— BEGIN —

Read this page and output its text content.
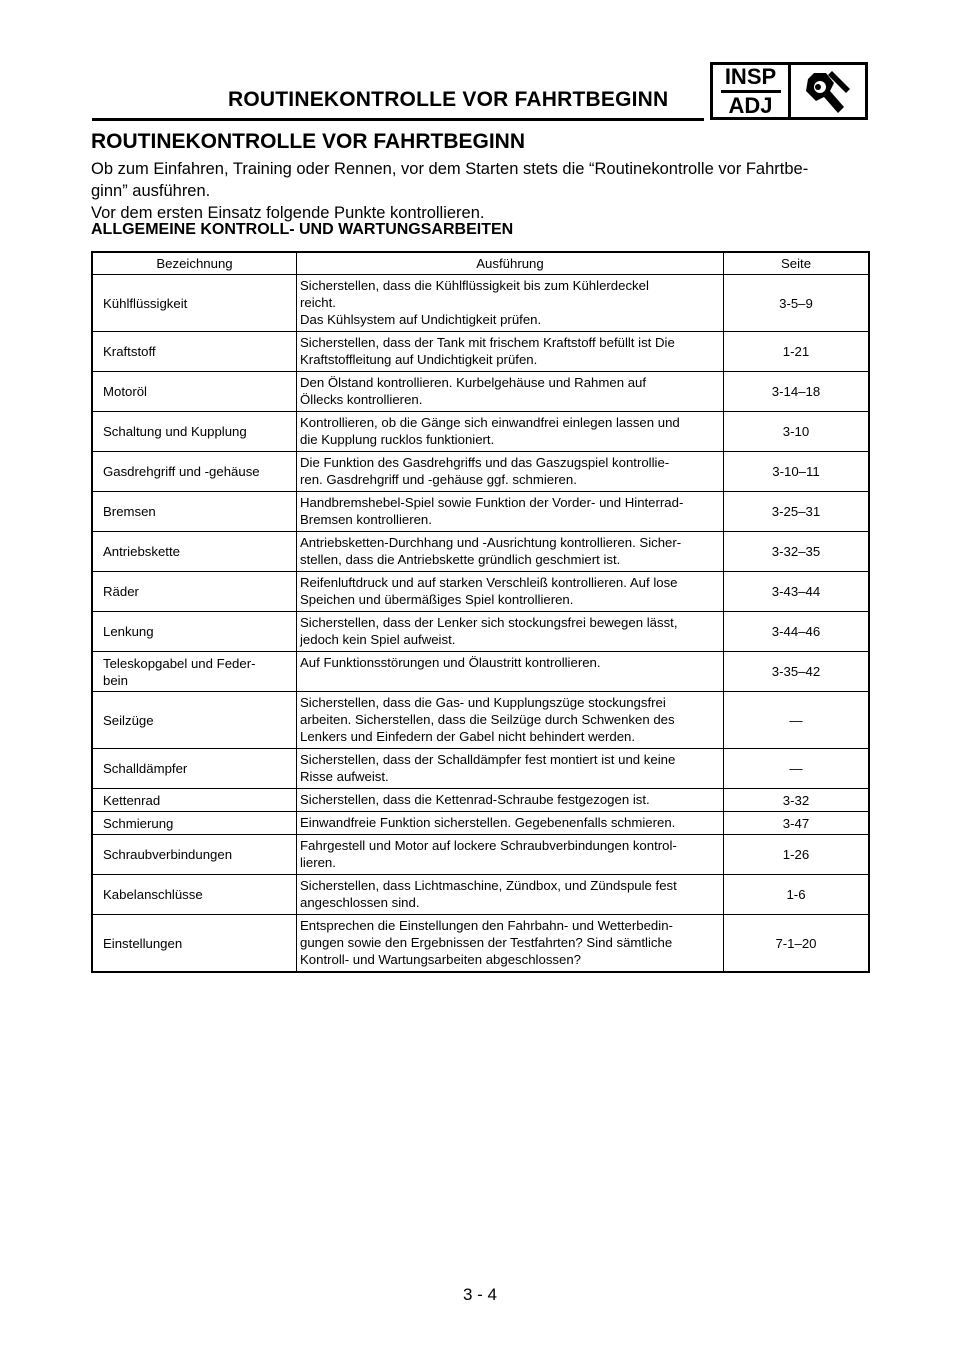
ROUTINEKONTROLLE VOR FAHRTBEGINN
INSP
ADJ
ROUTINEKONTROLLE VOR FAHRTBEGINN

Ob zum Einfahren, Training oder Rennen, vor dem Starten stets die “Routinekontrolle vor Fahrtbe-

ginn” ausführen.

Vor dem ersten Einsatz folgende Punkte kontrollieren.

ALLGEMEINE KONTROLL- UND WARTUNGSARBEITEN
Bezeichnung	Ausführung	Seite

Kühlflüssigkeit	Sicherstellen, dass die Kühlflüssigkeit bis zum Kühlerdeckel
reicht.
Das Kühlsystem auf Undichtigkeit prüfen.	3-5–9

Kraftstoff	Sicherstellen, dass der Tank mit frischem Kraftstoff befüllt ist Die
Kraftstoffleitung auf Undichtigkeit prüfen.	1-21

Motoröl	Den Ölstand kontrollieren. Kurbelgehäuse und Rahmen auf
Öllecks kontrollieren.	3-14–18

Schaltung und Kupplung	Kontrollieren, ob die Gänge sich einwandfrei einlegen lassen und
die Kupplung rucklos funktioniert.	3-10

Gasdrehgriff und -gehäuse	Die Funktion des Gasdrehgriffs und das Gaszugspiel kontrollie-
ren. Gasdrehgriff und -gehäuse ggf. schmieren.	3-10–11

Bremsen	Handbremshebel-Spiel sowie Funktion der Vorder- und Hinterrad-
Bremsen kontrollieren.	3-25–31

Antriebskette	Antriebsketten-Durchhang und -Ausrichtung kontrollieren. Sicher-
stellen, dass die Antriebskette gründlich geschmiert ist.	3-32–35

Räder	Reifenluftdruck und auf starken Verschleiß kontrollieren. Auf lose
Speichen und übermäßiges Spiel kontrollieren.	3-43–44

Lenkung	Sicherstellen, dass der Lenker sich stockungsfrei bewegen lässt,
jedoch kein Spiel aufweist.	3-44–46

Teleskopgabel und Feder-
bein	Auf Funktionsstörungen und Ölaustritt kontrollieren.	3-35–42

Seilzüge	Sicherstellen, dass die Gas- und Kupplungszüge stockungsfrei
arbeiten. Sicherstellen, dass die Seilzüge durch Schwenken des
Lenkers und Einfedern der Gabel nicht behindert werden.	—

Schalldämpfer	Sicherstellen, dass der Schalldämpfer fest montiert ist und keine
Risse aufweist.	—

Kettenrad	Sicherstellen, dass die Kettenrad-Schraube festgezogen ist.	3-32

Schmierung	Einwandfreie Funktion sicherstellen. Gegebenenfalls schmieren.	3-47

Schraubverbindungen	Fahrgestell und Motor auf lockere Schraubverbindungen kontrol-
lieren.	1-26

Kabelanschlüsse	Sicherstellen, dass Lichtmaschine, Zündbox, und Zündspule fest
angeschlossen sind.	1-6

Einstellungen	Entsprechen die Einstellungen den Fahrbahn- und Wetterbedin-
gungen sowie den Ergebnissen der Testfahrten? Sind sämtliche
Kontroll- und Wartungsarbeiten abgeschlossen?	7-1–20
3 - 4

— END —

Go through the entries above and print each one exactly, minus the pictures.

Read this page and output its text content.
ROUTINEKONTROLLE VOR FAHRTBEGINN
INSP
ADJ
ROUTINEKONTROLLE VOR FAHRTBEGINN

Ob zum Einfahren, Training oder Rennen, vor dem Starten stets die “Routinekontrolle vor Fahrtbe-

ginn” ausführen.

Vor dem ersten Einsatz folgende Punkte kontrollieren.

ALLGEMEINE KONTROLL- UND WARTUNGSARBEITEN
Bezeichnung	Ausführung	Seite

Kühlflüssigkeit	Sicherstellen, dass die Kühlflüssigkeit bis zum Kühlerdeckel
reicht.
Das Kühlsystem auf Undichtigkeit prüfen.	3-5–9

Kraftstoff	Sicherstellen, dass der Tank mit frischem Kraftstoff befüllt ist Die
Kraftstoffleitung auf Undichtigkeit prüfen.	1-21

Motoröl	Den Ölstand kontrollieren. Kurbelgehäuse und Rahmen auf
Öllecks kontrollieren.	3-14–18

Schaltung und Kupplung	Kontrollieren, ob die Gänge sich einwandfrei einlegen lassen und
die Kupplung rucklos funktioniert.	3-10

Gasdrehgriff und -gehäuse	Die Funktion des Gasdrehgriffs und das Gaszugspiel kontrollie-
ren. Gasdrehgriff und -gehäuse ggf. schmieren.	3-10–11

Bremsen	Handbremshebel-Spiel sowie Funktion der Vorder- und Hinterrad-
Bremsen kontrollieren.	3-25–31

Antriebskette	Antriebsketten-Durchhang und -Ausrichtung kontrollieren. Sicher-
stellen, dass die Antriebskette gründlich geschmiert ist.	3-32–35

Räder	Reifenluftdruck und auf starken Verschleiß kontrollieren. Auf lose
Speichen und übermäßiges Spiel kontrollieren.	3-43–44

Lenkung	Sicherstellen, dass der Lenker sich stockungsfrei bewegen lässt,
jedoch kein Spiel aufweist.	3-44–46

Teleskopgabel und Feder-
bein	Auf Funktionsstörungen und Ölaustritt kontrollieren.	3-35–42

Seilzüge	Sicherstellen, dass die Gas- und Kupplungszüge stockungsfrei
arbeiten. Sicherstellen, dass die Seilzüge durch Schwenken des
Lenkers und Einfedern der Gabel nicht behindert werden.	—

Schalldämpfer	Sicherstellen, dass der Schalldämpfer fest montiert ist und keine
Risse aufweist.	—

Kettenrad	Sicherstellen, dass die Kettenrad-Schraube festgezogen ist.	3-32

Schmierung	Einwandfreie Funktion sicherstellen. Gegebenenfalls schmieren.	3-47

Schraubverbindungen	Fahrgestell und Motor auf lockere Schraubverbindungen kontrol-
lieren.	1-26

Kabelanschlüsse	Sicherstellen, dass Lichtmaschine, Zündbox, und Zündspule fest
angeschlossen sind.	1-6

Einstellungen	Entsprechen die Einstellungen den Fahrbahn- und Wetterbedin-
gungen sowie den Ergebnissen der Testfahrten? Sind sämtliche
Kontroll- und Wartungsarbeiten abgeschlossen?	7-1–20
3 - 4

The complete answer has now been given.